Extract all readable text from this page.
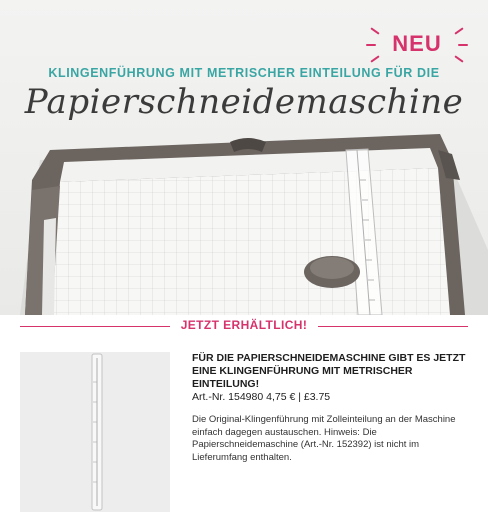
NEU
KLINGENFÜHRUNG MIT METRISCHER EINTEILUNG FÜR DIE
Papierschneidemaschine
JETZT ERHÄLTLICH!

FÜR DIE PAPIERSCHNEIDEMASCHINE GIBT ES JETZT EINE KLINGENFÜHRUNG MIT METRISCHER EINTEILUNG!

Art.-Nr. 154980 4,75 € | £3.75

Die Original-Klingenführung mit Zolleinteilung an der Maschine einfach dagegen austauschen. Hinweis: Die Papierschneidemaschine (Art.-Nr. 152392) ist nicht im Lieferumfang enthalten.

━━━━━━━━━━━━━━━━━━━━

Extract the text of all the records above verbatim, excluding pictures.

Extract all readable text from this page.
NEU
KLINGENFÜHRUNG MIT METRISCHER EINTEILUNG FÜR DIE
Papierschneidemaschine
JETZT ERHÄLTLICH!

FÜR DIE PAPIERSCHNEIDEMASCHINE GIBT ES JETZT EINE KLINGENFÜHRUNG MIT METRISCHER EINTEILUNG!

Art.-Nr. 154980 4,75 € | £3.75

Die Original-Klingenführung mit Zolleinteilung an der Maschine einfach dagegen austauschen. Hinweis: Die Papierschneidemaschine (Art.-Nr. 152392) ist nicht im Lieferumfang enthalten.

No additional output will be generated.